**WHAT YOU NEED TO DO**
Copy the items word for word, from their first line through the line containing "x-axis-label: Financial Year", both ends included.

**PROVIDED ENTRIES**
## START
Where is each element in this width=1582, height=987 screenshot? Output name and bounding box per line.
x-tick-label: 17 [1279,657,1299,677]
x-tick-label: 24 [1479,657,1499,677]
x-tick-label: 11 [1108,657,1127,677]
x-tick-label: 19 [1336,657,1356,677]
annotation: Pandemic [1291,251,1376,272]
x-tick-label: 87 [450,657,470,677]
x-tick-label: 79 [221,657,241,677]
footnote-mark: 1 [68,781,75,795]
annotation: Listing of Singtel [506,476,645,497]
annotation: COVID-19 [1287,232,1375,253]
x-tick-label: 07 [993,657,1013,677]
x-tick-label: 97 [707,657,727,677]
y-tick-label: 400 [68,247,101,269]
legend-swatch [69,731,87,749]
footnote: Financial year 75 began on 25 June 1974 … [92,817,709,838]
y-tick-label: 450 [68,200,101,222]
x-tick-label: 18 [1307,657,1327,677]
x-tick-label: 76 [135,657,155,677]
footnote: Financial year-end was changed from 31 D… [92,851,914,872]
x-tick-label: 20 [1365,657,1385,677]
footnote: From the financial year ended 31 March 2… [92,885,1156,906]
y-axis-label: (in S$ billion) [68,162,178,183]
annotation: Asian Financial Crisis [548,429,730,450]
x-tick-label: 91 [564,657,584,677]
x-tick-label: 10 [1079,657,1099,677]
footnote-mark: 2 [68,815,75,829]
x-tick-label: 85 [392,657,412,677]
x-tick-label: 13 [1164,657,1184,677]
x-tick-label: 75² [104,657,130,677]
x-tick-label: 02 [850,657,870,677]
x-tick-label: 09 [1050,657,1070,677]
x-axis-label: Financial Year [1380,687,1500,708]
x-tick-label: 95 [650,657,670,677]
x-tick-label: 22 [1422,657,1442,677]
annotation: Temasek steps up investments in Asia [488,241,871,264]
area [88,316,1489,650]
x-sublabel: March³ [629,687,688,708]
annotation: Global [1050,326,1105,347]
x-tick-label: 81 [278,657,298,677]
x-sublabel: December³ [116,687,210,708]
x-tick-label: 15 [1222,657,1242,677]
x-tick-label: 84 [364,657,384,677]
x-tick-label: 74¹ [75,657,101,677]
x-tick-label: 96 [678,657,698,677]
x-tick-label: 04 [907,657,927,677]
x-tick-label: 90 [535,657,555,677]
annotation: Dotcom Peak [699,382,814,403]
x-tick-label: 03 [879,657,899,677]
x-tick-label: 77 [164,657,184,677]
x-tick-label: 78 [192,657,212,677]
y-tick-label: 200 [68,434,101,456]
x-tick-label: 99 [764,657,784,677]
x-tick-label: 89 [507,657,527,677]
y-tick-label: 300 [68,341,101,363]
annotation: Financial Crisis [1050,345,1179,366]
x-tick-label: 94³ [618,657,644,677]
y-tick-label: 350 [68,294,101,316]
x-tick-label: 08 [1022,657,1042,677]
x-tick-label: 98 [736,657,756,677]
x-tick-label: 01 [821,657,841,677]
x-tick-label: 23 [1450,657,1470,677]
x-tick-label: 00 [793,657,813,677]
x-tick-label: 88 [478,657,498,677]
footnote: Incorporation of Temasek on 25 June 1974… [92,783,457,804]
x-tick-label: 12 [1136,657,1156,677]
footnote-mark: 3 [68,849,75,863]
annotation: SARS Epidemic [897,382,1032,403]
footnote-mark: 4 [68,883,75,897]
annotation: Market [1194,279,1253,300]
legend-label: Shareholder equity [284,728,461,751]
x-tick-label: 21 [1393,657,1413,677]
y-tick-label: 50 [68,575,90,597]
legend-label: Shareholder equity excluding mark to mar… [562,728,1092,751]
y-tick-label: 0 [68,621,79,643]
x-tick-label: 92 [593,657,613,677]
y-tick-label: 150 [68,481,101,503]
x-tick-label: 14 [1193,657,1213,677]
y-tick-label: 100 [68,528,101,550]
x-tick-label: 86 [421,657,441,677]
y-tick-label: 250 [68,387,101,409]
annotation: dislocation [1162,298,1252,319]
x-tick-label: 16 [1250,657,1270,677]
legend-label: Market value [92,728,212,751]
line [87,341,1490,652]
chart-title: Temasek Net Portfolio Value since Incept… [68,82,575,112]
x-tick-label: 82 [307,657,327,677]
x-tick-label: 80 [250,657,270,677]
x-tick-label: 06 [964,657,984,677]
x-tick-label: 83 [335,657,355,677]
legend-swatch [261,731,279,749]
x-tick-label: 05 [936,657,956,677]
## END
**EXERCISE RESULT**
Where is each element in this width=1582, height=987 screenshot? Output name and bounding box per line.
x-tick-label: 17 [1279,657,1299,677]
x-tick-label: 24 [1479,657,1499,677]
x-tick-label: 11 [1108,657,1127,677]
x-tick-label: 19 [1336,657,1356,677]
annotation: Pandemic [1291,251,1376,272]
x-tick-label: 87 [450,657,470,677]
x-tick-label: 79 [221,657,241,677]
footnote-mark: 1 [68,781,75,795]
annotation: Listing of Singtel [506,476,645,497]
annotation: COVID-19 [1287,232,1375,253]
x-tick-label: 07 [993,657,1013,677]
x-tick-label: 97 [707,657,727,677]
y-tick-label: 400 [68,247,101,269]
legend-swatch [69,731,87,749]
footnote: Financial year 75 began on 25 June 1974 … [92,817,709,838]
y-tick-label: 450 [68,200,101,222]
x-tick-label: 18 [1307,657,1327,677]
x-tick-label: 76 [135,657,155,677]
footnote: Financial year-end was changed from 31 D… [92,851,914,872]
x-tick-label: 20 [1365,657,1385,677]
footnote: From the financial year ended 31 March 2… [92,885,1156,906]
y-axis-label: (in S$ billion) [68,162,178,183]
annotation: Asian Financial Crisis [548,429,730,450]
x-tick-label: 91 [564,657,584,677]
x-tick-label: 10 [1079,657,1099,677]
footnote-mark: 2 [68,815,75,829]
x-tick-label: 85 [392,657,412,677]
x-tick-label: 13 [1164,657,1184,677]
x-tick-label: 75² [104,657,130,677]
x-tick-label: 02 [850,657,870,677]
x-tick-label: 09 [1050,657,1070,677]
x-axis-label: Financial Year [1380,687,1500,708]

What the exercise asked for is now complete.